>> BEGIN Dataset extract
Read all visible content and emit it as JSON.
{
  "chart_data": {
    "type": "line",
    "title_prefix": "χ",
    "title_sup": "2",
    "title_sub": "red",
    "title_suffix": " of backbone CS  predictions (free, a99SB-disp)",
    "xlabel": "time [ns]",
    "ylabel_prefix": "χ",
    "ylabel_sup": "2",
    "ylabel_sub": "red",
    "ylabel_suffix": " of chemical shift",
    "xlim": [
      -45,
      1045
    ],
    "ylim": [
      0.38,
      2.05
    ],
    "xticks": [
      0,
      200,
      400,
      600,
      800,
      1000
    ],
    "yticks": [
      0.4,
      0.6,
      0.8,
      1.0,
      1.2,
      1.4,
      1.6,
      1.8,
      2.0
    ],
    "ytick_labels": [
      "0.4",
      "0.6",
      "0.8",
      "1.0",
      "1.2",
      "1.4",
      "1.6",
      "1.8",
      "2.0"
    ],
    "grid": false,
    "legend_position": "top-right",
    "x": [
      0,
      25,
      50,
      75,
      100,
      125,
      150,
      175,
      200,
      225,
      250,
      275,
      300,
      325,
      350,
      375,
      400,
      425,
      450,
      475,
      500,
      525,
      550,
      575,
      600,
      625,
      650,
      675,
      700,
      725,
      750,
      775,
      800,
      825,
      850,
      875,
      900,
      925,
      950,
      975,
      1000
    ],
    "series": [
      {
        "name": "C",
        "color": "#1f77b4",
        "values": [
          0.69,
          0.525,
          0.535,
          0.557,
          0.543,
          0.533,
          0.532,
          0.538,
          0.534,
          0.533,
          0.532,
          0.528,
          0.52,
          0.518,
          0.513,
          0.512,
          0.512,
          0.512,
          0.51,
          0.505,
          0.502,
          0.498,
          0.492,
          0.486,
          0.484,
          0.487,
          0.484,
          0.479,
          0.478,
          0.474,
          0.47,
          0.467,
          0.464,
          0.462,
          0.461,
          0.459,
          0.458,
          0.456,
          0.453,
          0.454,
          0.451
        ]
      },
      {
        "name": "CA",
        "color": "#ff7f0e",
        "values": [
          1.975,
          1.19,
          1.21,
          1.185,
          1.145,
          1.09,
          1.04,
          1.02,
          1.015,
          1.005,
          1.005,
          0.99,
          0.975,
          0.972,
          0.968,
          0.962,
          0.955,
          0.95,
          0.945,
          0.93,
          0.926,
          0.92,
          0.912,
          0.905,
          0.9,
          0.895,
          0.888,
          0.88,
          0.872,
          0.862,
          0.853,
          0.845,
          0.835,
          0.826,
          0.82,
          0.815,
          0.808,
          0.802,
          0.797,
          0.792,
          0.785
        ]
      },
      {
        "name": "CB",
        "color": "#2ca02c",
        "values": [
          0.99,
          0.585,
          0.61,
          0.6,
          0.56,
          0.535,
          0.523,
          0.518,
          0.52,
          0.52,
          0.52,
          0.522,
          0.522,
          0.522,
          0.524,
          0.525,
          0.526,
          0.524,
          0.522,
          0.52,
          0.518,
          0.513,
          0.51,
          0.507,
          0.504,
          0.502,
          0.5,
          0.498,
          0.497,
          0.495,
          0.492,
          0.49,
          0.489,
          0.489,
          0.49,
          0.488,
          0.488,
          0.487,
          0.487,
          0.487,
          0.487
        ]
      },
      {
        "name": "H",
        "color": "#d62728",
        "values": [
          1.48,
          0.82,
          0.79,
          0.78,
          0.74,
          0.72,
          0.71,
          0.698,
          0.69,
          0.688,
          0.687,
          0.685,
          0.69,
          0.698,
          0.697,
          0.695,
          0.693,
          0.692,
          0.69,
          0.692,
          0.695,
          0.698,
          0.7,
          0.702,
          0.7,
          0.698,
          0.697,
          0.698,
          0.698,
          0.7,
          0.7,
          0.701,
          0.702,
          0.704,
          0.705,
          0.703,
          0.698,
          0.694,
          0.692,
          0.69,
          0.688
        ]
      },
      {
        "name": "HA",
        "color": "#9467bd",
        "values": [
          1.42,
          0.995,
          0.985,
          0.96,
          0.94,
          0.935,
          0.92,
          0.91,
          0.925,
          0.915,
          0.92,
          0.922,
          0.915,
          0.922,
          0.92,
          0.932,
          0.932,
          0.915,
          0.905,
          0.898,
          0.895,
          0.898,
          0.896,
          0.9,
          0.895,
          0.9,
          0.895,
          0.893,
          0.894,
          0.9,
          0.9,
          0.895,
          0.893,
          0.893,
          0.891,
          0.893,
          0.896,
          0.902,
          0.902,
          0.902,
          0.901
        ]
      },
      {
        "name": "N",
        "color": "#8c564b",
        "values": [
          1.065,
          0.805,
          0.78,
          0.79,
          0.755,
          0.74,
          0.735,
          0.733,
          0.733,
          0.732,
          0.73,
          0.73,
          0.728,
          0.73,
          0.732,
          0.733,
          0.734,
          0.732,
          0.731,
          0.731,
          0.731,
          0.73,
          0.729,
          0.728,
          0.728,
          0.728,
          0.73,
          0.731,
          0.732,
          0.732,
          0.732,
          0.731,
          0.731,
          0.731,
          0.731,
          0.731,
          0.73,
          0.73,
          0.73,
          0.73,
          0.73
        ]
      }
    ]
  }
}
>> END Dataset extract
_Instructions for the task_
Pull every line containing "name" out of the data above.

_Result of this task_
        "name": "C",
        "name": "CA",
        "name": "CB",
        "name": "H",
        "name": "HA",
        "name": "N",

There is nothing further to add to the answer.